[start Recorded information]

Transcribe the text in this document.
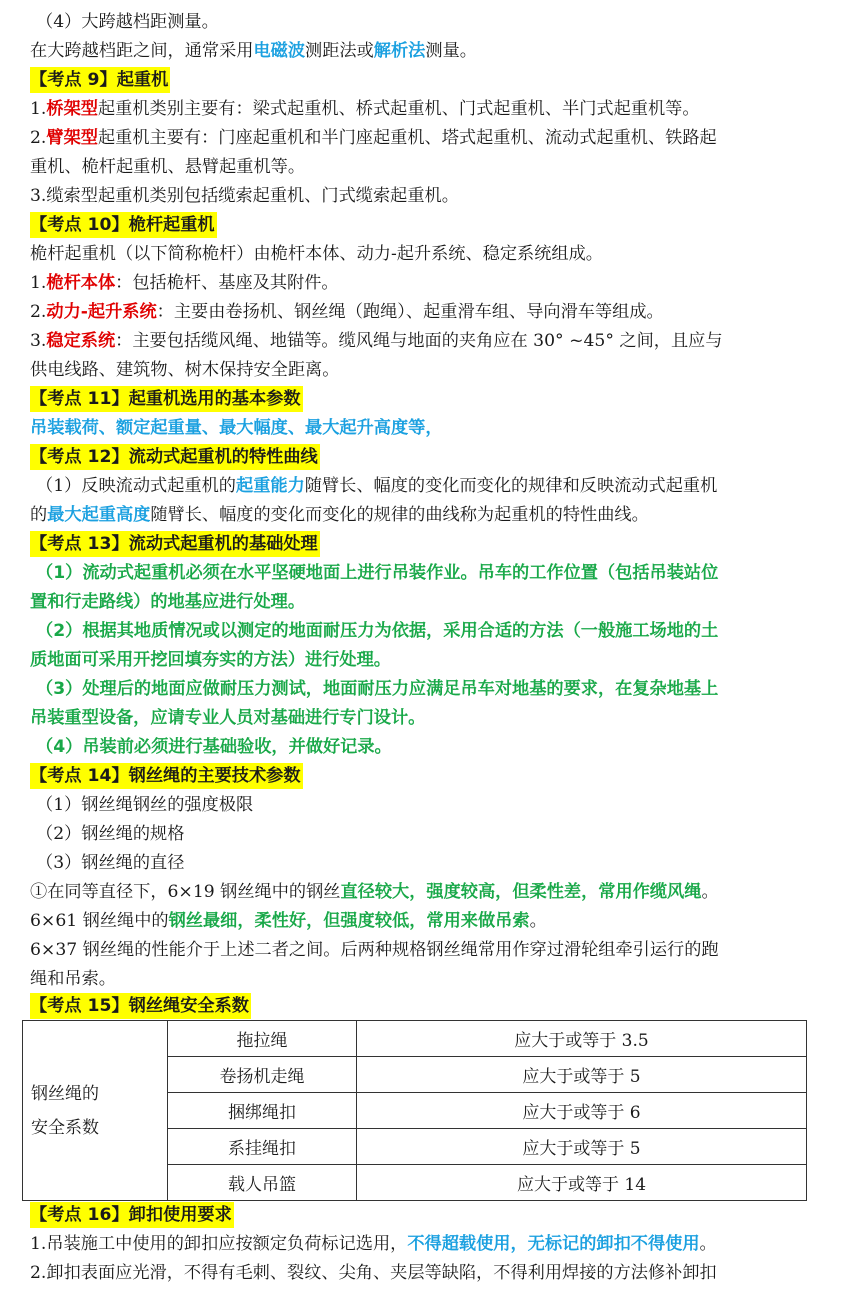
（4）大跨越档距测量。
在大跨越档距之间，通常采用电磁波测距法或解析法测量。
【考点 9】起重机
1.桥架型起重机类别主要有：梁式起重机、桥式起重机、门式起重机、半门式起重机等。
2.臂架型起重机主要有：门座起重机和半门座起重机、塔式起重机、流动式起重机、铁路起
重机、桅杆起重机、悬臂起重机等。
3.缆索型起重机类别包括缆索起重机、门式缆索起重机。
【考点 10】桅杆起重机
桅杆起重机（以下简称桅杆）由桅杆本体、动力-起升系统、稳定系统组成。
1.桅杆本体：包括桅杆、基座及其附件。
2.动力-起升系统：主要由卷扬机、钢丝绳（跑绳）、起重滑车组、导向滑车等组成。
3.稳定系统：主要包括缆风绳、地锚等。缆风绳与地面的夹角应在 30° ~45° 之间，且应与
供电线路、建筑物、树木保持安全距离。
【考点 11】起重机选用的基本参数
吊装载荷、额定起重量、最大幅度、最大起升高度等，
【考点 12】流动式起重机的特性曲线
（1）反映流动式起重机的起重能力随臂长、幅度的变化而变化的规律和反映流动式起重机
的最大起重高度随臂长、幅度的变化而变化的规律的曲线称为起重机的特性曲线。
【考点 13】流动式起重机的基础处理
（1）流动式起重机必须在水平坚硬地面上进行吊装作业。吊车的工作位置（包括吊装站位
置和行走路线）的地基应进行处理。
（2）根据其地质情况或以测定的地面耐压力为依据，采用合适的方法（一般施工场地的土
质地面可采用开挖回填夯实的方法）进行处理。
（3）处理后的地面应做耐压力测试，地面耐压力应满足吊车对地基的要求，在复杂地基上
吊装重型设备，应请专业人员对基础进行专门设计。
（4）吊装前必须进行基础验收，并做好记录。
【考点 14】钢丝绳的主要技术参数
（1）钢丝绳钢丝的强度极限
（2）钢丝绳的规格
（3）钢丝绳的直径
①在同等直径下，6×19 钢丝绳中的钢丝直径较大，强度较高，但柔性差，常用作缆风绳。
6×61 钢丝绳中的钢丝最细，柔性好，但强度较低，常用来做吊索。
6×37 钢丝绳的性能介于上述二者之间。后两种规格钢丝绳常用作穿过滑轮组牵引运行的跑
绳和吊索。
【考点 15】钢丝绳安全系数
钢丝绳的
安全系数	拖拉绳	应大于或等于 3.5
	卷扬机走绳	应大于或等于 5
	捆绑绳扣	应大于或等于 6
	系挂绳扣	应大于或等于 5
	载人吊篮	应大于或等于 14
【考点 16】卸扣使用要求
1.吊装施工中使用的卸扣应按额定负荷标记选用，不得超载使用，无标记的卸扣不得使用。
2.卸扣表面应光滑，不得有毛刺、裂纹、尖角、夹层等缺陷，不得利用焊接的方法修补卸扣
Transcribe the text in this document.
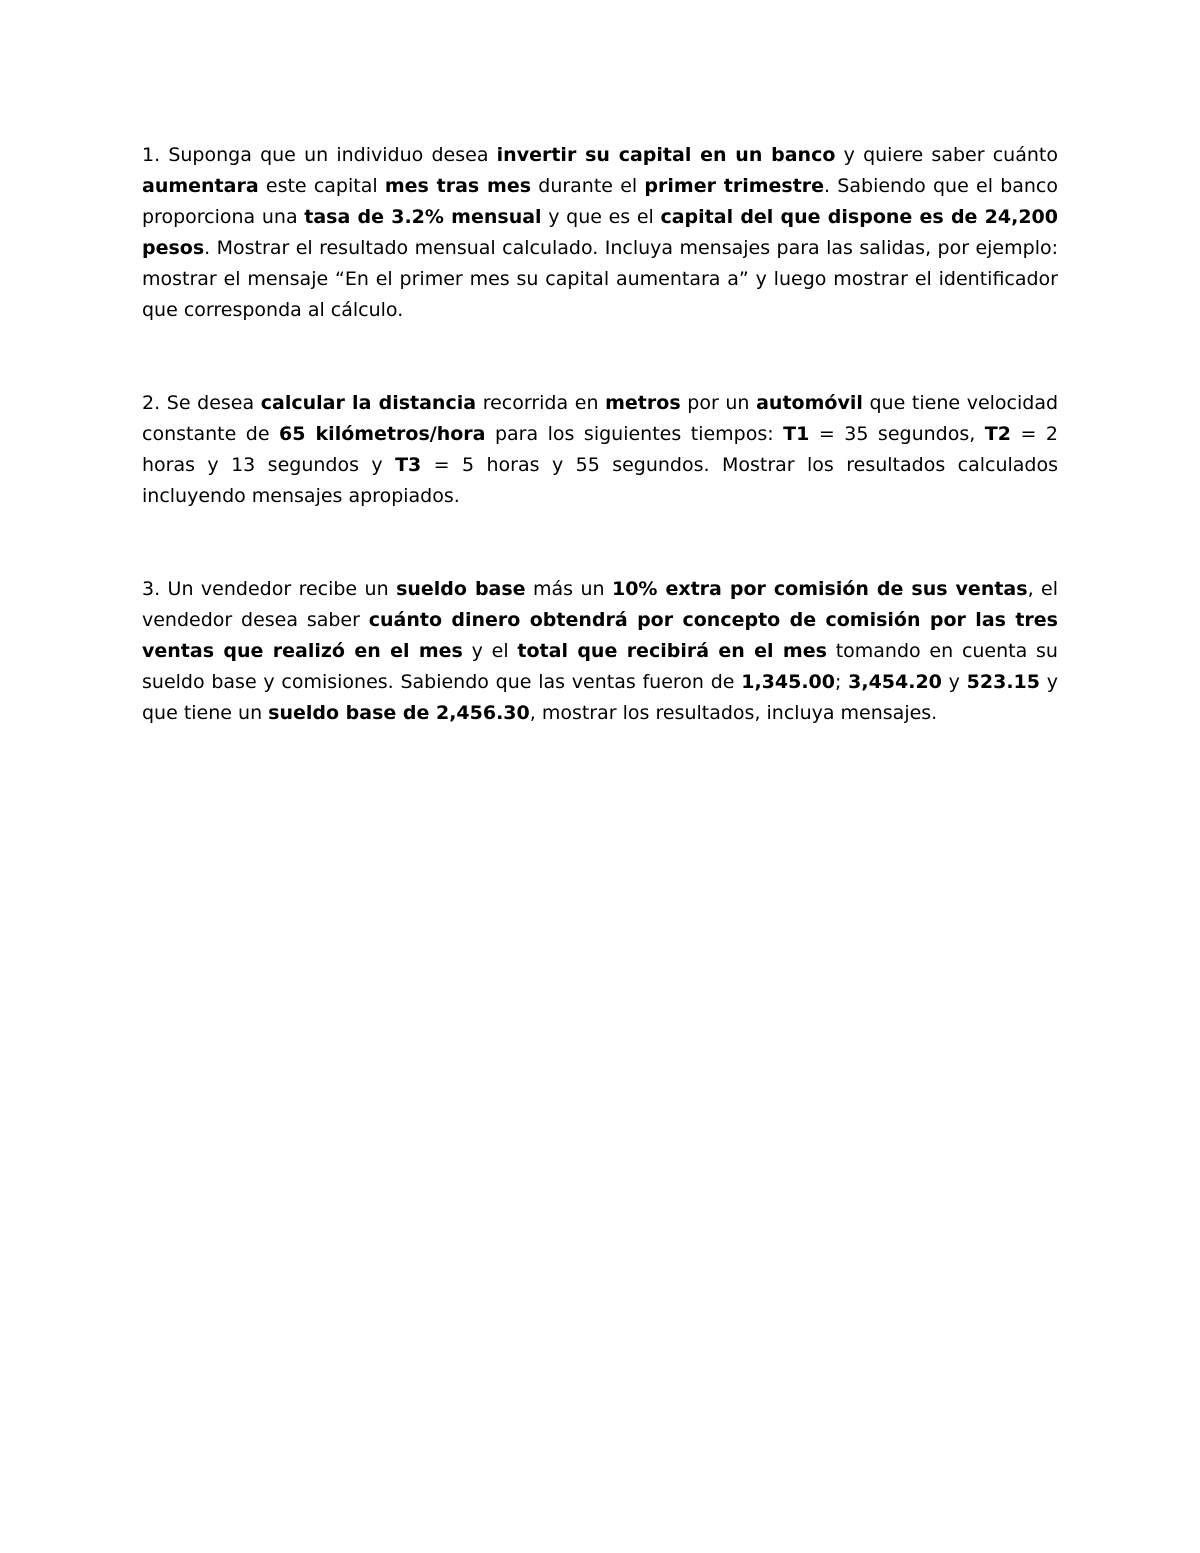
1. Suponga que un individuo desea invertir su capital en un banco y quiere saber cuánto aumentara este capital mes tras mes durante el primer trimestre. Sabiendo que el banco proporciona una tasa de 3.2% mensual y que es el capital del que dispone es de 24,200 pesos. Mostrar el resultado mensual calculado. Incluya mensajes para las salidas, por ejemplo: mostrar el mensaje “En el primer mes su capital aumentara a” y luego mostrar el identificador que corresponda al cálculo.

2. Se desea calcular la distancia recorrida en metros por un automóvil que tiene velocidad constante de 65 kilómetros/hora para los siguientes tiempos: T1 = 35 segundos, T2 = 2 horas y 13 segundos y T3 = 5 horas y 55 segundos. Mostrar los resultados calculados incluyendo mensajes apropiados.

3. Un vendedor recibe un sueldo base más un 10% extra por comisión de sus ventas, el vendedor desea saber cuánto dinero obtendrá por concepto de comisión por las tres ventas que realizó en el mes y el total que recibirá en el mes tomando en cuenta su sueldo base y comisiones. Sabiendo que las ventas fueron de 1,345.00; 3,454.20 y 523.15 y que tiene un sueldo base de 2,456.30, mostrar los resultados, incluya mensajes.
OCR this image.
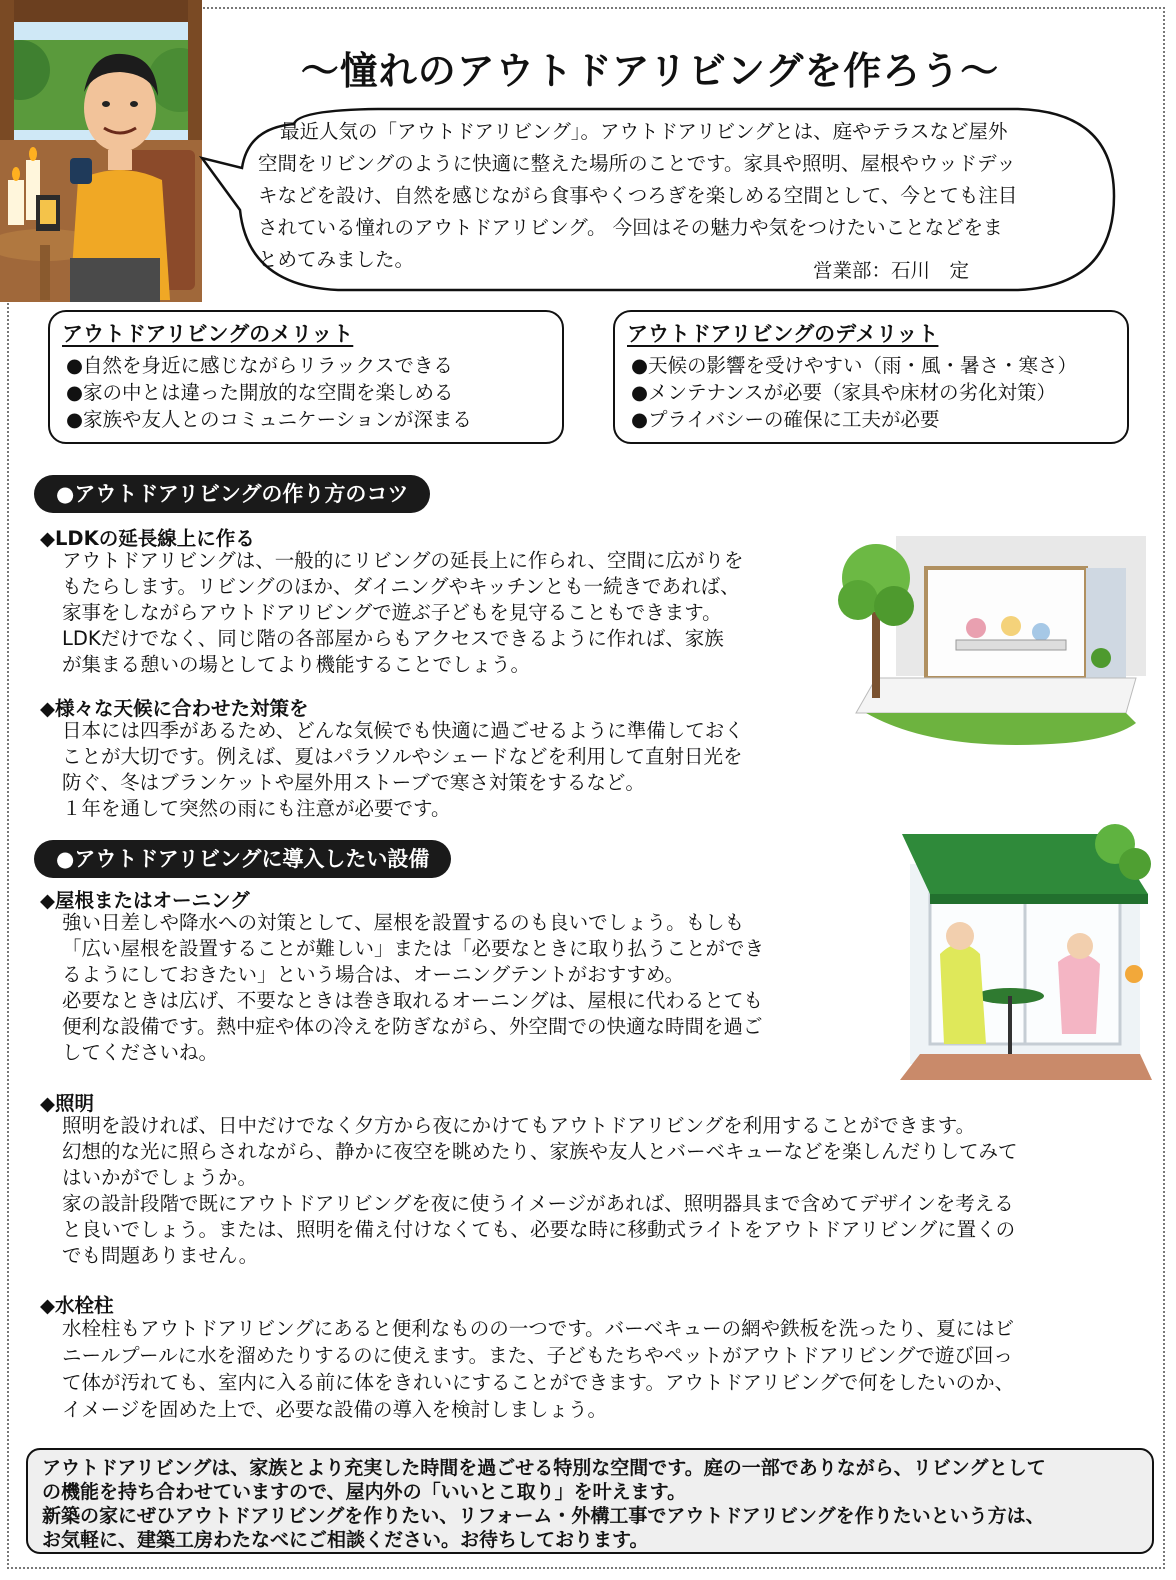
～憧れのアウトドアリビングを作ろう～

最近人気の「アウトドアリビング」。アウトドアリビングとは、庭やテラスなど屋外
空間をリビングのように快適に整えた場所のことです。家具や照明、屋根やウッドデッ
キなどを設け、自然を感じながら食事やくつろぎを楽しめる空間として、今とても注目
されている憧れのアウトドアリビング。 今回はその魅力や気をつけたいことなどをま
とめてみました。	営業部：石川　定

アウトドアリビングのメリット
●自然を身近に感じながらリラックスできる
●家の中とは違った開放的な空間を楽しめる
●家族や友人とのコミュニケーションが深まる
アウトドアリビングのデメリット
●天候の影響を受けやすい（雨・風・暑さ・寒さ）
●メンテナンスが必要（家具や床材の劣化対策）
●プライバシーの確保に工夫が必要
●アウトドアリビングの作り方のコツ

◆LDKの延長線上に作る

アウトドアリビングは、一般的にリビングの延長上に作られ、空間に広がりを
もたらします。リビングのほか、ダイニングやキッチンとも一続きであれば、
家事をしながらアウトドアリビングで遊ぶ子どもを見守ることもできます。
LDKだけでなく、同じ階の各部屋からもアクセスできるように作れば、家族
が集まる憩いの場としてより機能することでしょう。

◆様々な天候に合わせた対策を

日本には四季があるため、どんな気候でも快適に過ごせるように準備しておく
ことが大切です。例えば、夏はパラソルやシェードなどを利用して直射日光を
防ぐ、冬はブランケットや屋外用ストーブで寒さ対策をするなど。
１年を通して突然の雨にも注意が必要です。

●アウトドアリビングに導入したい設備

◆屋根またはオーニング

強い日差しや降水への対策として、屋根を設置するのも良いでしょう。もしも
「広い屋根を設置することが難しい」または「必要なときに取り払うことができ
るようにしておきたい」という場合は、オーニングテントがおすすめ。
必要なときは広げ、不要なときは巻き取れるオーニングは、屋根に代わるとても
便利な設備です。熱中症や体の冷えを防ぎながら、外空間での快適な時間を過ご
してくださいね。

◆照明

照明を設ければ、日中だけでなく夕方から夜にかけてもアウトドアリビングを利用することができます。
幻想的な光に照らされながら、静かに夜空を眺めたり、家族や友人とバーベキューなどを楽しんだりしてみて
はいかがでしょうか。
家の設計段階で既にアウトドアリビングを夜に使うイメージがあれば、照明器具まで含めてデザインを考える
と良いでしょう。または、照明を備え付けなくても、必要な時に移動式ライトをアウトドアリビングに置くの
でも問題ありません。

◆水栓柱

水栓柱もアウトドアリビングにあると便利なものの一つです。バーベキューの網や鉄板を洗ったり、夏にはビ
ニールプールに水を溜めたりするのに使えます。また、子どもたちやペットがアウトドアリビングで遊び回っ
て体が汚れても、室内に入る前に体をきれいにすることができます。アウトドアリビングで何をしたいのか、
イメージを固めた上で、必要な設備の導入を検討しましょう。

アウトドアリビングは、家族とより充実した時間を過ごせる特別な空間です。庭の一部でありながら、リビングとして
の機能を持ち合わせていますので、屋内外の「いいとこ取り」を叶えます。
新築の家にぜひアウトドアリビングを作りたい、リフォーム・外構工事でアウトドアリビングを作りたいという方は、
お気軽に、建築工房わたなべにご相談ください。お待ちしております。
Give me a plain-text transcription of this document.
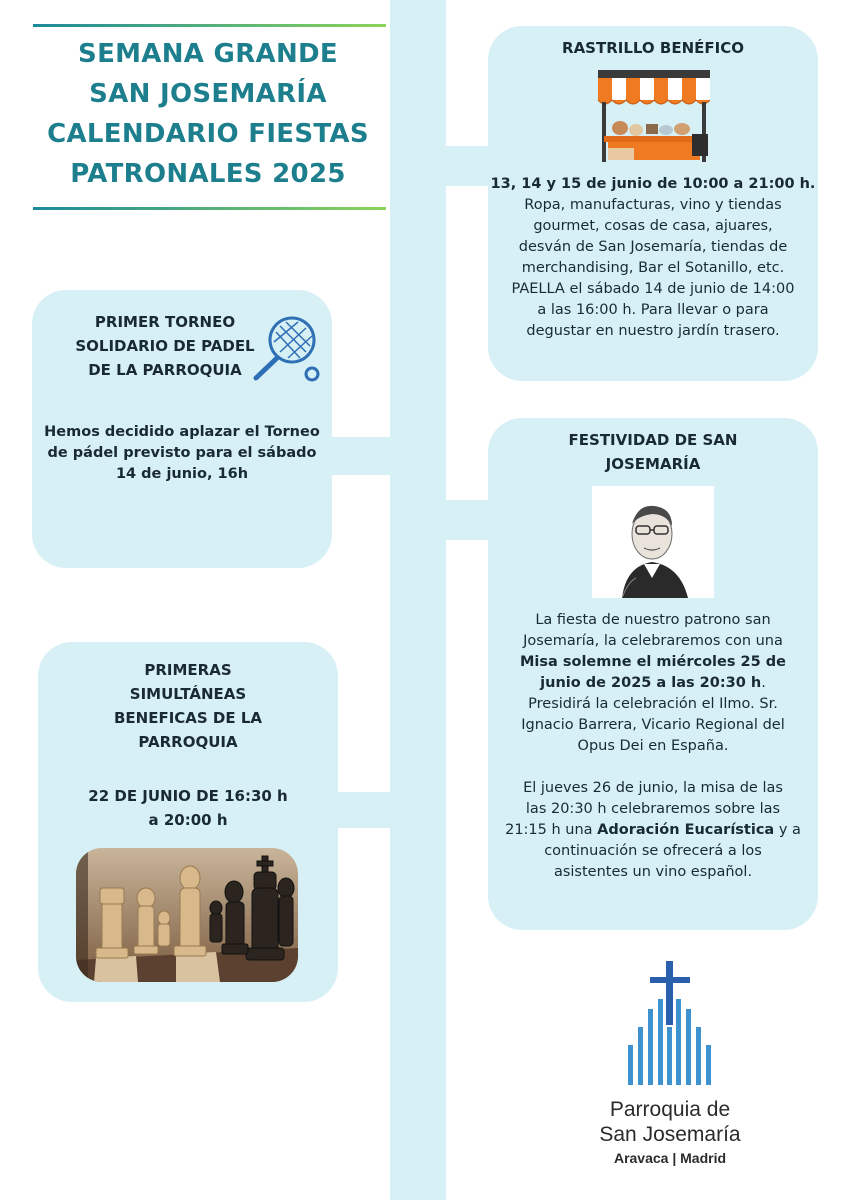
SEMANA GRANDE
SAN JOSEMARÍA
CALENDARIO FIESTAS
PATRONALES 2025
RASTRILLO BENÉFICO
13, 14 y 15 de junio de 10:00 a 21:00 h.
Ropa, manufacturas, vino y tiendas
gourmet, cosas de casa, ajuares,
desván de San Josemaría, tiendas de
merchandising, Bar el Sotanillo, etc.
PAELLA el sábado 14 de junio de 14:00
a las 16:00 h. Para llevar o para
degustar en nuestro jardín trasero.
PRIMER TORNEO
SOLIDARIO DE PADEL
DE LA PARROQUIA
Hemos decidido aplazar el Torneo
de pádel previsto para el sábado
14 de junio, 16h
FESTIVIDAD DE SAN
JOSEMARÍA
La fiesta de nuestro patrono san
Josemaría, la celebraremos con una
Misa solemne el miércoles 25 de
junio de 2025 a las 20:30 h.
Presidirá la celebración el Ilmo. Sr.
Ignacio Barrera, Vicario Regional del
Opus Dei en España.
El jueves 26 de junio, la misa de las
las 20:30 h celebraremos sobre las
21:15 h una Adoración Eucarística y a
continuación se ofrecerá a los
asistentes un vino español.
PRIMERAS
SIMULTÁNEAS
BENEFICAS DE LA
PARROQUIA
22 DE JUNIO DE 16:30 h
a 20:00 h
Parroquia de
San Josemaría
Aravaca | Madrid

[end Recorded information]

- Aim: Lines of the material that contain the word "sábado" are to be gathered.

- Task output:
PAELLA el sábado 14 de junio de 14:00
de pádel previsto para el sábado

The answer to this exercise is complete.